◆ Exercise description ◆
Print the listing as it stands, omitting all images.

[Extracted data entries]
--

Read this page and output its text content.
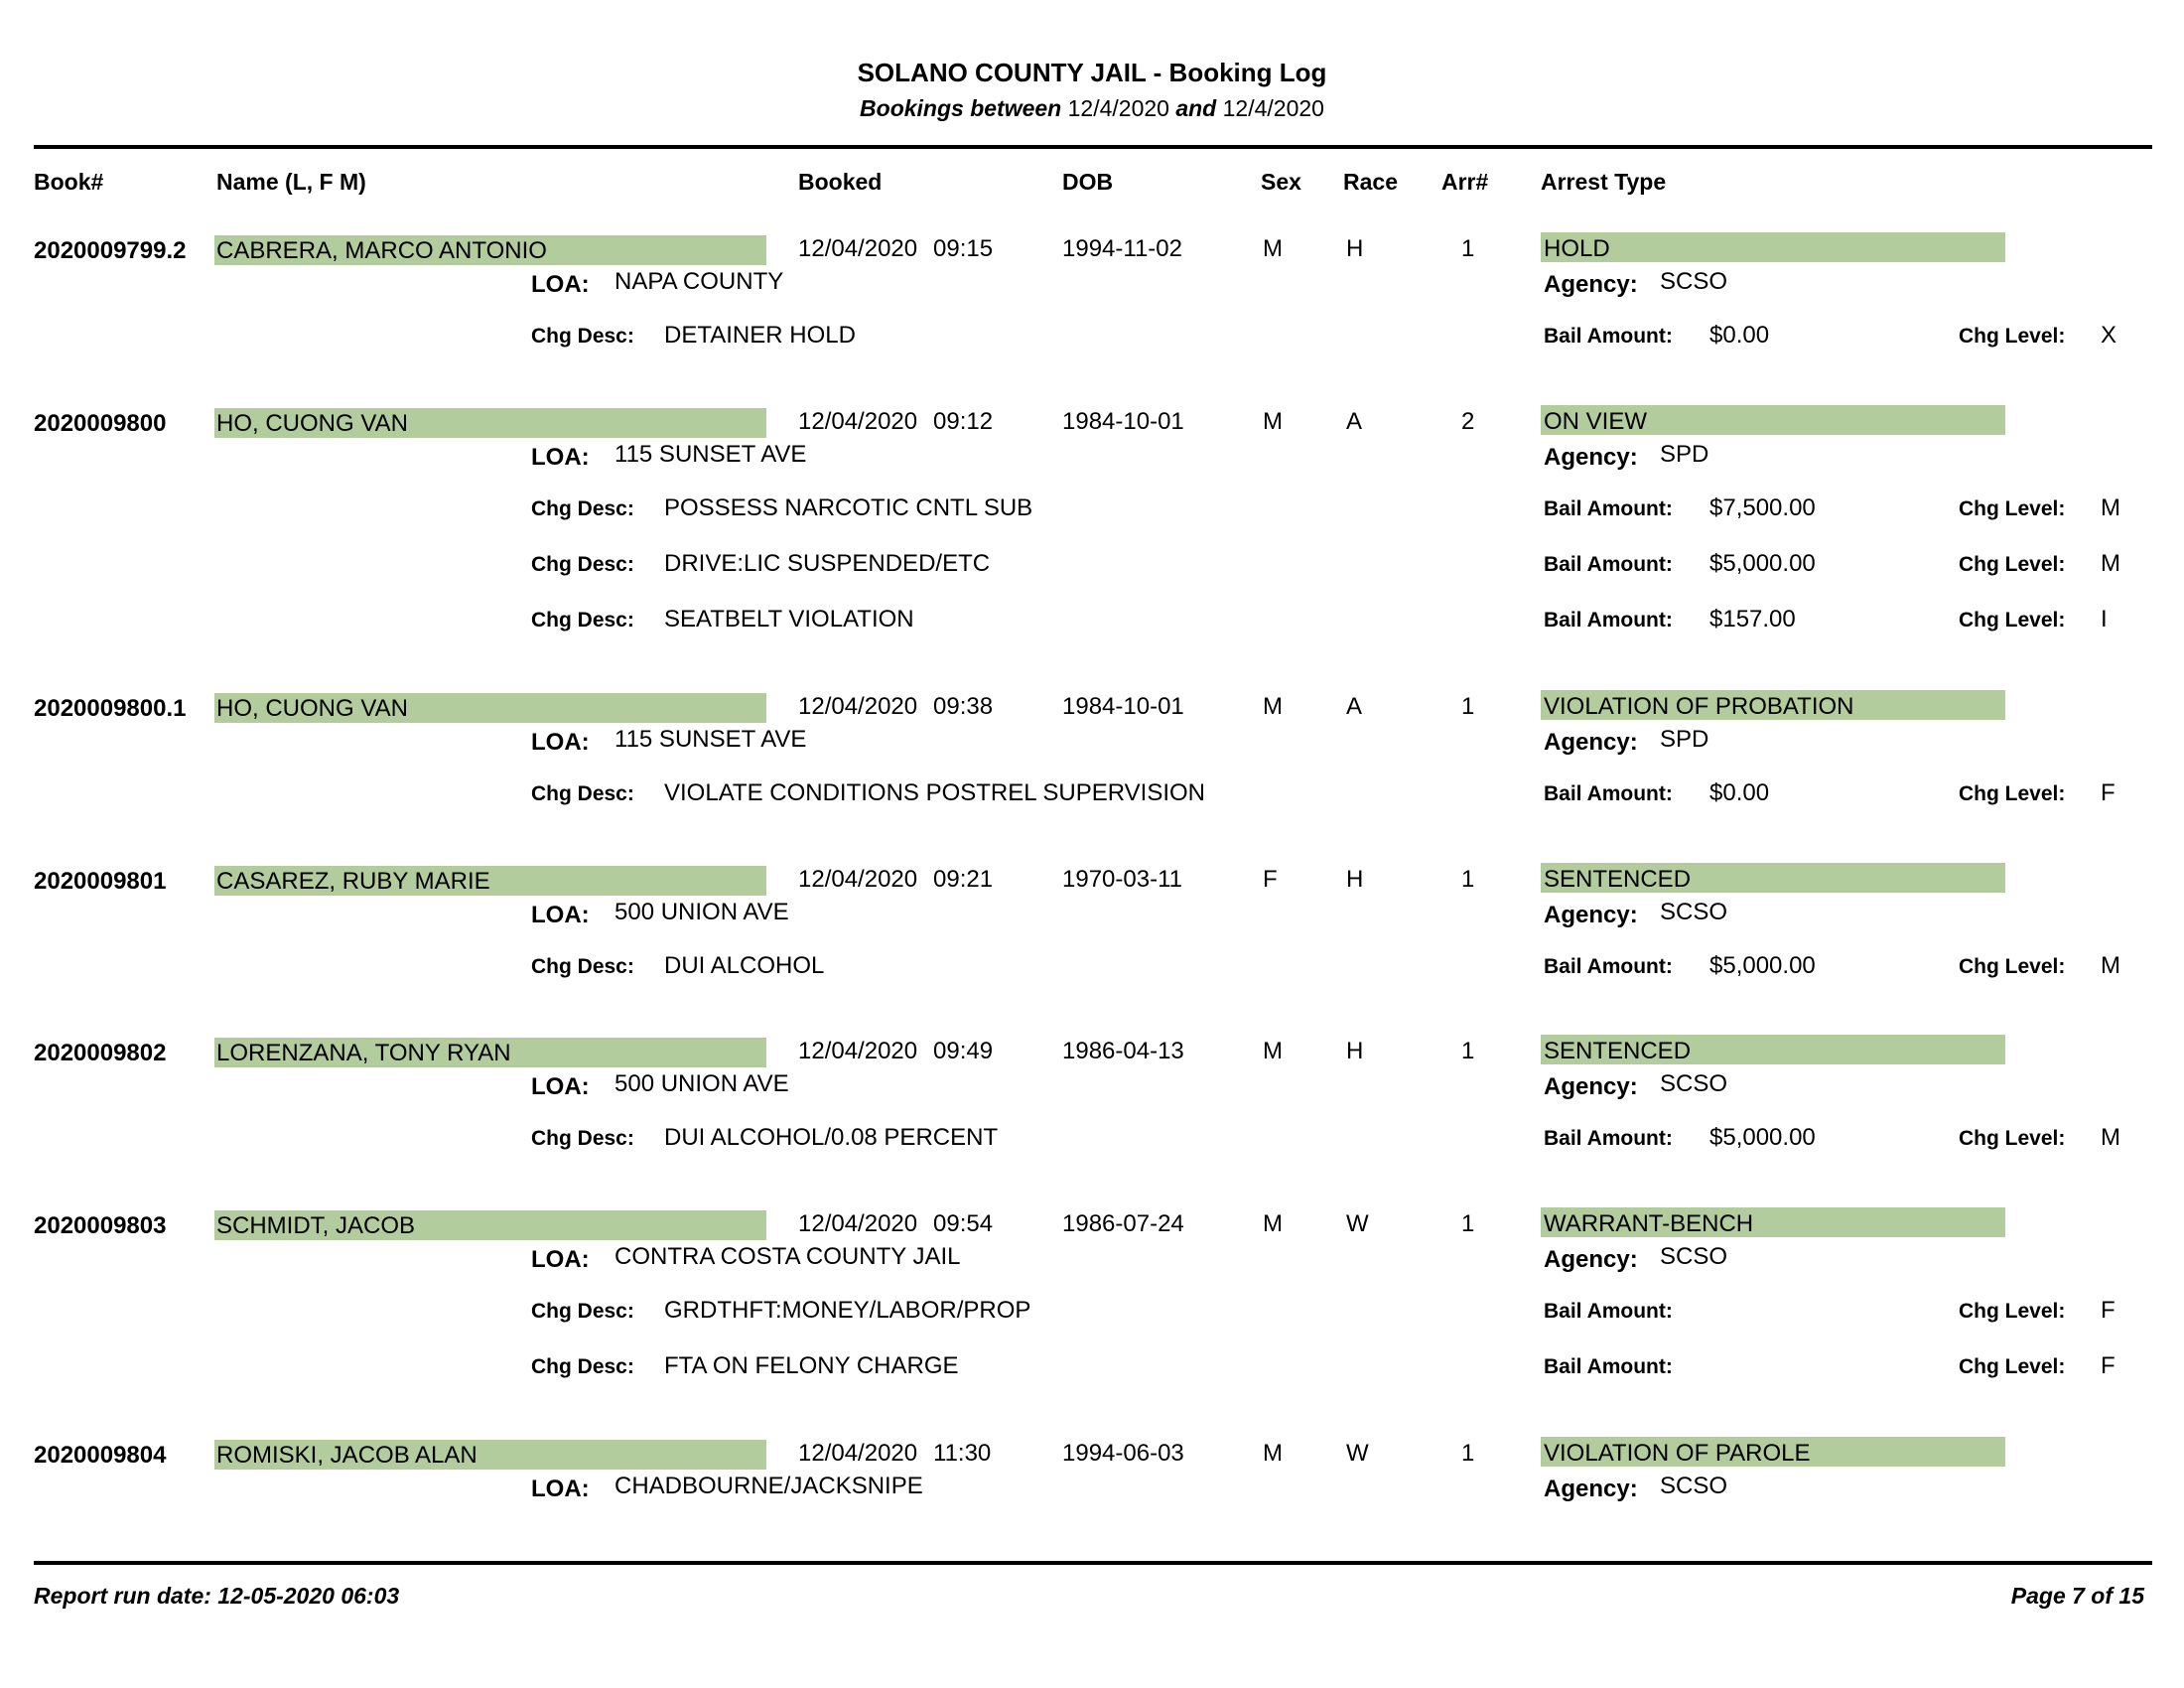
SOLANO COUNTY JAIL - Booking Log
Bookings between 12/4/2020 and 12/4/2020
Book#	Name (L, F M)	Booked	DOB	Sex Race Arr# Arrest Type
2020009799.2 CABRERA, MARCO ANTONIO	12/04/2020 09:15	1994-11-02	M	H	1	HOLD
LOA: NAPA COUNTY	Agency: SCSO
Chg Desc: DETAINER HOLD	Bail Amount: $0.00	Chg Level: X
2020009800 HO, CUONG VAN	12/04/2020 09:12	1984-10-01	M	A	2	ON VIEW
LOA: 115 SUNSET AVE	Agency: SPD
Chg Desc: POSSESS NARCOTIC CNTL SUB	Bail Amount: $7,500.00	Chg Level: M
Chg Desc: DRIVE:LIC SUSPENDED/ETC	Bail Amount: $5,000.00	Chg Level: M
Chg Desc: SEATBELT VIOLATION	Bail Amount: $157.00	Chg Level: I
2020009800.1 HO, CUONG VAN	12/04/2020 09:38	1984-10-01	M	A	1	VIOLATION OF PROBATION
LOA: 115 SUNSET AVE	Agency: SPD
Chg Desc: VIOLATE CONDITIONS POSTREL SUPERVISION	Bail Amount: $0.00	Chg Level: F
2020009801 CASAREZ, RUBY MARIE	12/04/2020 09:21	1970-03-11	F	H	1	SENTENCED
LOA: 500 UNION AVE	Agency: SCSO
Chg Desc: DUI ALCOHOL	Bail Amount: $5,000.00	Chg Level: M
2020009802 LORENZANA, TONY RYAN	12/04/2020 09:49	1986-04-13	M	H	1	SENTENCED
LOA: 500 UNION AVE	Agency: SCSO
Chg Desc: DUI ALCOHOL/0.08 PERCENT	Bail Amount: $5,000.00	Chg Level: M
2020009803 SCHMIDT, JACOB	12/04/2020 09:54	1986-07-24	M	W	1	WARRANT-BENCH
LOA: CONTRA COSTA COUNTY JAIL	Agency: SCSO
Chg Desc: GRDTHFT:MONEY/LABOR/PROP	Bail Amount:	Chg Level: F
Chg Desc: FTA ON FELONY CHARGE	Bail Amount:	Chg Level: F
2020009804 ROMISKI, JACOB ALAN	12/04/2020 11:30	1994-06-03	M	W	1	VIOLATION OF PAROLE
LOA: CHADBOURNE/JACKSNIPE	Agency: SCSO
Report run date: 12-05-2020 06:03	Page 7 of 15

--

◆ The response ◆
Read this page and output its text content.
SOLANO COUNTY JAIL - Booking Log
Bookings between 12/4/2020 and 12/4/2020
Book#	Name (L, F M)	Booked	DOB	Sex Race Arr# Arrest Type
2020009799.2 CABRERA, MARCO ANTONIO	12/04/2020 09:15	1994-11-02	M	H	1	HOLD
LOA: NAPA COUNTY	Agency: SCSO
Chg Desc: DETAINER HOLD	Bail Amount: $0.00	Chg Level: X
2020009800 HO, CUONG VAN	12/04/2020 09:12	1984-10-01	M	A	2	ON VIEW
LOA: 115 SUNSET AVE	Agency: SPD
Chg Desc: POSSESS NARCOTIC CNTL SUB	Bail Amount: $7,500.00	Chg Level: M
Chg Desc: DRIVE:LIC SUSPENDED/ETC	Bail Amount: $5,000.00	Chg Level: M
Chg Desc: SEATBELT VIOLATION	Bail Amount: $157.00	Chg Level: I
2020009800.1 HO, CUONG VAN	12/04/2020 09:38	1984-10-01	M	A	1	VIOLATION OF PROBATION
LOA: 115 SUNSET AVE	Agency: SPD
Chg Desc: VIOLATE CONDITIONS POSTREL SUPERVISION	Bail Amount: $0.00	Chg Level: F
2020009801 CASAREZ, RUBY MARIE	12/04/2020 09:21	1970-03-11	F	H	1	SENTENCED
LOA: 500 UNION AVE	Agency: SCSO
Chg Desc: DUI ALCOHOL	Bail Amount: $5,000.00	Chg Level: M
2020009802 LORENZANA, TONY RYAN	12/04/2020 09:49	1986-04-13	M	H	1	SENTENCED
LOA: 500 UNION AVE	Agency: SCSO
Chg Desc: DUI ALCOHOL/0.08 PERCENT	Bail Amount: $5,000.00	Chg Level: M
2020009803 SCHMIDT, JACOB	12/04/2020 09:54	1986-07-24	M	W	1	WARRANT-BENCH
LOA: CONTRA COSTA COUNTY JAIL	Agency: SCSO
Chg Desc: GRDTHFT:MONEY/LABOR/PROP	Bail Amount:	Chg Level: F
Chg Desc: FTA ON FELONY CHARGE	Bail Amount:	Chg Level: F
2020009804 ROMISKI, JACOB ALAN	12/04/2020 11:30	1994-06-03	M	W	1	VIOLATION OF PAROLE
LOA: CHADBOURNE/JACKSNIPE	Agency: SCSO
Report run date: 12-05-2020 06:03	Page 7 of 15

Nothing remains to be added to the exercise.